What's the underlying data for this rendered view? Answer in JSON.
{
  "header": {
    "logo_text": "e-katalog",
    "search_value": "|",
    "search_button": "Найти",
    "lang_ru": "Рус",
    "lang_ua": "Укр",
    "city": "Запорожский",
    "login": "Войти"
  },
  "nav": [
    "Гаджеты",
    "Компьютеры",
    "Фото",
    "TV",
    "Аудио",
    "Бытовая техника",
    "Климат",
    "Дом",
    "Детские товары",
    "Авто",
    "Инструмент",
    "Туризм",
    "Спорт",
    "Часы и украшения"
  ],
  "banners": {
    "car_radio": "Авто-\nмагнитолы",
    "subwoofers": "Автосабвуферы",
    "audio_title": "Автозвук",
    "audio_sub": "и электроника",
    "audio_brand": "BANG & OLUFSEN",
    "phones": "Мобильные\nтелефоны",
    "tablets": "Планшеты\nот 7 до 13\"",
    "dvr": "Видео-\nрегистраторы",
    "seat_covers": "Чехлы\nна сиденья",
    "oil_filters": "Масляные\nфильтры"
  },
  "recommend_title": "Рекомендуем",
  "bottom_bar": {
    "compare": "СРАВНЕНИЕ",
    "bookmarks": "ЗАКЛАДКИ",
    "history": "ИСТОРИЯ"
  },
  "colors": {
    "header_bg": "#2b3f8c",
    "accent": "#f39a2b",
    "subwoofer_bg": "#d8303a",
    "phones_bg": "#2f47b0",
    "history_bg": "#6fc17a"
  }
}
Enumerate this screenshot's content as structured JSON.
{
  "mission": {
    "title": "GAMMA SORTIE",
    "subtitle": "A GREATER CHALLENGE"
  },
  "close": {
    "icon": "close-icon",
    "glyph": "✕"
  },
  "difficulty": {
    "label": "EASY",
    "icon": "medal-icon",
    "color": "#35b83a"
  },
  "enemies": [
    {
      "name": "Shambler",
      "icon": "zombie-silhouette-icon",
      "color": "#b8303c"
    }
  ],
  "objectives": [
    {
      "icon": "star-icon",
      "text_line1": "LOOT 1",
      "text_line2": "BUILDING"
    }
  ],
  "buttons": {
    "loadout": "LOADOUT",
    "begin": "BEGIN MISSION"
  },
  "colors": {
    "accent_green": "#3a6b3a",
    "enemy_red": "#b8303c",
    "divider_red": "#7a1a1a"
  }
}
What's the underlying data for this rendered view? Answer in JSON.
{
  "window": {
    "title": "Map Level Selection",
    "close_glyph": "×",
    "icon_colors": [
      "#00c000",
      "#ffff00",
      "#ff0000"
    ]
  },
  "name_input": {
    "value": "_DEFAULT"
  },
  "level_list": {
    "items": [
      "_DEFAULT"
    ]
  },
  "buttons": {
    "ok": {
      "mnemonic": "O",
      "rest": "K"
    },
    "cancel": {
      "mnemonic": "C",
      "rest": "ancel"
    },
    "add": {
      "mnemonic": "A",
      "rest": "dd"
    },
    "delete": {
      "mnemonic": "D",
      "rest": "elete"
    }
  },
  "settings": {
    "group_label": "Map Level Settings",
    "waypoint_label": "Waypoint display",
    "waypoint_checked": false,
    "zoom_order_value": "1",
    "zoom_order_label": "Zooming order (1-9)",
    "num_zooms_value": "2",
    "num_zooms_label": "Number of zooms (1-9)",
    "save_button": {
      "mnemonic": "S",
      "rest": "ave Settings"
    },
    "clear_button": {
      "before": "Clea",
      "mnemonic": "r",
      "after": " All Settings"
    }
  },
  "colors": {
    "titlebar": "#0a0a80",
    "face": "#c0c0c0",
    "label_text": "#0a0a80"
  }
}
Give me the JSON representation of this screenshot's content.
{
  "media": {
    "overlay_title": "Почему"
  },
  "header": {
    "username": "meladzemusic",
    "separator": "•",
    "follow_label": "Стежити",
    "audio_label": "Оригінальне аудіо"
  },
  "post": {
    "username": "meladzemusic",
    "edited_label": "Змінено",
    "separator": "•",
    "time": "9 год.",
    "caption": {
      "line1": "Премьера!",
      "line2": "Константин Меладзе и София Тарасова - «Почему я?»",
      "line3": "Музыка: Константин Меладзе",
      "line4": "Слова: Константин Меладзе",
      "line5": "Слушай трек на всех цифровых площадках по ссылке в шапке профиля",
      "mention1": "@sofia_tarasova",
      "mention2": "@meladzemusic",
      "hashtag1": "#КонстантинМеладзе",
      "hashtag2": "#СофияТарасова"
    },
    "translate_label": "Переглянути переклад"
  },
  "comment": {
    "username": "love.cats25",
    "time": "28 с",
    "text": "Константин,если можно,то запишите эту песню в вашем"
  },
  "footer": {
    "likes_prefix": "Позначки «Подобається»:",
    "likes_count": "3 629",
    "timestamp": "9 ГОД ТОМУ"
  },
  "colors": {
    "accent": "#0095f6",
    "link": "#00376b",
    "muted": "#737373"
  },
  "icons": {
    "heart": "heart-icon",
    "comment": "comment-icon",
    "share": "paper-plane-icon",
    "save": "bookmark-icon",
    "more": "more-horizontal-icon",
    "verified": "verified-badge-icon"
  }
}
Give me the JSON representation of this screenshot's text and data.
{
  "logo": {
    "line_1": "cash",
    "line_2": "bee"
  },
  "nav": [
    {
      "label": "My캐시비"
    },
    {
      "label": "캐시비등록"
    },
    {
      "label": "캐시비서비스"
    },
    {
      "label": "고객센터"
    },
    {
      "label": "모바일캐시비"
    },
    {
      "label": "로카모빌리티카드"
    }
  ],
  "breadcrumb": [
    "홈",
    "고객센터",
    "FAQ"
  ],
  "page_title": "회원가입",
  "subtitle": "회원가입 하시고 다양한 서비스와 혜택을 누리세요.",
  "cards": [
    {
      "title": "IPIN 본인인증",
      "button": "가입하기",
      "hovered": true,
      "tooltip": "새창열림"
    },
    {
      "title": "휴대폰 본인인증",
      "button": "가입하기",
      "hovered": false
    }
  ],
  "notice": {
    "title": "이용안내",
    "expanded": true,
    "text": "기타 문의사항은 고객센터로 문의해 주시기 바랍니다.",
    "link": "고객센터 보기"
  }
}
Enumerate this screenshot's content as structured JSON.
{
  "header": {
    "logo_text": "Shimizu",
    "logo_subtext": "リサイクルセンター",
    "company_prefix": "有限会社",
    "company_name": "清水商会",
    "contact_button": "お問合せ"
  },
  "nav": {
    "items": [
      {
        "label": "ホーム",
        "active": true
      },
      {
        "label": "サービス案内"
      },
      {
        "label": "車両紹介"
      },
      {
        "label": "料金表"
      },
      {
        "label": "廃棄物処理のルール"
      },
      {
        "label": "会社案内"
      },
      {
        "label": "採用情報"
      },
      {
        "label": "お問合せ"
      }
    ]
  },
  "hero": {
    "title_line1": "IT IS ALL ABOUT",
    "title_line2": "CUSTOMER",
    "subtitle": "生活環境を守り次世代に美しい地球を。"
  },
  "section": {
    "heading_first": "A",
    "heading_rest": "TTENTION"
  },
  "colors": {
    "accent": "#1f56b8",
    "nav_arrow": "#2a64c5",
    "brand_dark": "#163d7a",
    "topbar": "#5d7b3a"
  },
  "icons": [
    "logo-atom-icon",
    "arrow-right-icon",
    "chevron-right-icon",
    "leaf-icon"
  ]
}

※ ※ ※

▶ **Stated task**:
Extract each line of the listing above, copying it word for word.

▶ **Result of this exercise**:
What's the underlying data for this rendered view? Answer in JSON.
{
  "header": {
    "logo_text": "e-katalog",
    "search_value": "|",
    "search_button": "Найти",
    "lang_ru": "Рус",
    "lang_ua": "Укр",
    "city": "Запорожский",
    "login": "Войти"
  },
  "nav": [
    "Гаджеты",
    "Компьютеры",
    "Фото",
    "TV",
    "Аудио",
    "Бытовая техника",
    "Климат",
    "Дом",
    "Детские товары",
    "Авто",
    "Инструмент",
    "Туризм",
    "Спорт",
    "Часы и украшения"
  ],
  "banners": {
    "car_radio": "Авто-\nмагнитолы",
    "subwoofers": "Автосабвуферы",
    "audio_title": "Автозвук",
    "audio_sub": "и электроника",
    "audio_brand": "BANG & OLUFSEN",
    "phones": "Мобильные\nтелефоны",
    "tablets": "Планшеты\nот 7 до 13\"",
    "dvr": "Видео-\nрегистраторы",
    "seat_covers": "Чехлы\nна сиденья",
    "oil_filters": "Масляные\nфильтры"
  },
  "recommend_title": "Рекомендуем",
  "bottom_bar": {
    "compare": "СРАВНЕНИЕ",
    "bookmarks": "ЗАКЛАДКИ",
    "history": "ИСТОРИЯ"
  },
  "colors": {
    "header_bg": "#2b3f8c",
    "accent": "#f39a2b",
    "subwoofer_bg": "#d8303a",
    "phones_bg": "#2f47b0",
    "history_bg": "#6fc17a"
  }
}
Enumerate this screenshot's content as structured JSON.
{
  "mission": {
    "title": "GAMMA SORTIE",
    "subtitle": "A GREATER CHALLENGE"
  },
  "close": {
    "icon": "close-icon",
    "glyph": "✕"
  },
  "difficulty": {
    "label": "EASY",
    "icon": "medal-icon",
    "color": "#35b83a"
  },
  "enemies": [
    {
      "name": "Shambler",
      "icon": "zombie-silhouette-icon",
      "color": "#b8303c"
    }
  ],
  "objectives": [
    {
      "icon": "star-icon",
      "text_line1": "LOOT 1",
      "text_line2": "BUILDING"
    }
  ],
  "buttons": {
    "loadout": "LOADOUT",
    "begin": "BEGIN MISSION"
  },
  "colors": {
    "accent_green": "#3a6b3a",
    "enemy_red": "#b8303c",
    "divider_red": "#7a1a1a"
  }
}
What's the underlying data for this rendered view? Answer in JSON.
{
  "window": {
    "title": "Map Level Selection",
    "close_glyph": "×",
    "icon_colors": [
      "#00c000",
      "#ffff00",
      "#ff0000"
    ]
  },
  "name_input": {
    "value": "_DEFAULT"
  },
  "level_list": {
    "items": [
      "_DEFAULT"
    ]
  },
  "buttons": {
    "ok": {
      "mnemonic": "O",
      "rest": "K"
    },
    "cancel": {
      "mnemonic": "C",
      "rest": "ancel"
    },
    "add": {
      "mnemonic": "A",
      "rest": "dd"
    },
    "delete": {
      "mnemonic": "D",
      "rest": "elete"
    }
  },
  "settings": {
    "group_label": "Map Level Settings",
    "waypoint_label": "Waypoint display",
    "waypoint_checked": false,
    "zoom_order_value": "1",
    "zoom_order_label": "Zooming order (1-9)",
    "num_zooms_value": "2",
    "num_zooms_label": "Number of zooms (1-9)",
    "save_button": {
      "mnemonic": "S",
      "rest": "ave Settings"
    },
    "clear_button": {
      "before": "Clea",
      "mnemonic": "r",
      "after": " All Settings"
    }
  },
  "colors": {
    "titlebar": "#0a0a80",
    "face": "#c0c0c0",
    "label_text": "#0a0a80"
  }
}
Give me the JSON representation of this screenshot's content.
{
  "media": {
    "overlay_title": "Почему"
  },
  "header": {
    "username": "meladzemusic",
    "separator": "•",
    "follow_label": "Стежити",
    "audio_label": "Оригінальне аудіо"
  },
  "post": {
    "username": "meladzemusic",
    "edited_label": "Змінено",
    "separator": "•",
    "time": "9 год.",
    "caption": {
      "line1": "Премьера!",
      "line2": "Константин Меладзе и София Тарасова - «Почему я?»",
      "line3": "Музыка: Константин Меладзе",
      "line4": "Слова: Константин Меладзе",
      "line5": "Слушай трек на всех цифровых площадках по ссылке в шапке профиля",
      "mention1": "@sofia_tarasova",
      "mention2": "@meladzemusic",
      "hashtag1": "#КонстантинМеладзе",
      "hashtag2": "#СофияТарасова"
    },
    "translate_label": "Переглянути переклад"
  },
  "comment": {
    "username": "love.cats25",
    "time": "28 с",
    "text": "Константин,если можно,то запишите эту песню в вашем"
  },
  "footer": {
    "likes_prefix": "Позначки «Подобається»:",
    "likes_count": "3 629",
    "timestamp": "9 ГОД ТОМУ"
  },
  "colors": {
    "accent": "#0095f6",
    "link": "#00376b",
    "muted": "#737373"
  },
  "icons": {
    "heart": "heart-icon",
    "comment": "comment-icon",
    "share": "paper-plane-icon",
    "save": "bookmark-icon",
    "more": "more-horizontal-icon",
    "verified": "verified-badge-icon"
  }
}
Give me the JSON representation of this screenshot's text and data.
{
  "logo": {
    "line_1": "cash",
    "line_2": "bee"
  },
  "nav": [
    {
      "label": "My캐시비"
    },
    {
      "label": "캐시비등록"
    },
    {
      "label": "캐시비서비스"
    },
    {
      "label": "고객센터"
    },
    {
      "label": "모바일캐시비"
    },
    {
      "label": "로카모빌리티카드"
    }
  ],
  "breadcrumb": [
    "홈",
    "고객센터",
    "FAQ"
  ],
  "page_title": "회원가입",
  "subtitle": "회원가입 하시고 다양한 서비스와 혜택을 누리세요.",
  "cards": [
    {
      "title": "IPIN 본인인증",
      "button": "가입하기",
      "hovered": true,
      "tooltip": "새창열림"
    },
    {
      "title": "휴대폰 본인인증",
      "button": "가입하기",
      "hovered": false
    }
  ],
  "notice": {
    "title": "이용안내",
    "expanded": true,
    "text": "기타 문의사항은 고객센터로 문의해 주시기 바랍니다.",
    "link": "고객센터 보기"
  }
}
Enumerate this screenshot's content as structured JSON.
{
  "header": {
    "logo_text": "Shimizu",
    "logo_subtext": "リサイクルセンター",
    "company_prefix": "有限会社",
    "company_name": "清水商会",
    "contact_button": "お問合せ"
  },
  "nav": {
    "items": [
      {
        "label": "ホーム",
        "active": true
      },
      {
        "label": "サービス案内"
      },
      {
        "label": "車両紹介"
      },
      {
        "label": "料金表"
      },
      {
        "label": "廃棄物処理のルール"
      },
      {
        "label": "会社案内"
      },
      {
        "label": "採用情報"
      },
      {
        "label": "お問合せ"
      }
    ]
  },
  "hero": {
    "title_line1": "IT IS ALL ABOUT",
    "title_line2": "CUSTOMER",
    "subtitle": "生活環境を守り次世代に美しい地球を。"
  },
  "section": {
    "heading_first": "A",
    "heading_rest": "TTENTION"
  },
  "colors": {
    "accent": "#1f56b8",
    "nav_arrow": "#2a64c5",
    "brand_dark": "#163d7a",
    "topbar": "#5d7b3a"
  },
  "icons": [
    "logo-atom-icon",
    "arrow-right-icon",
    "chevron-right-icon",
    "leaf-icon"
  ]
}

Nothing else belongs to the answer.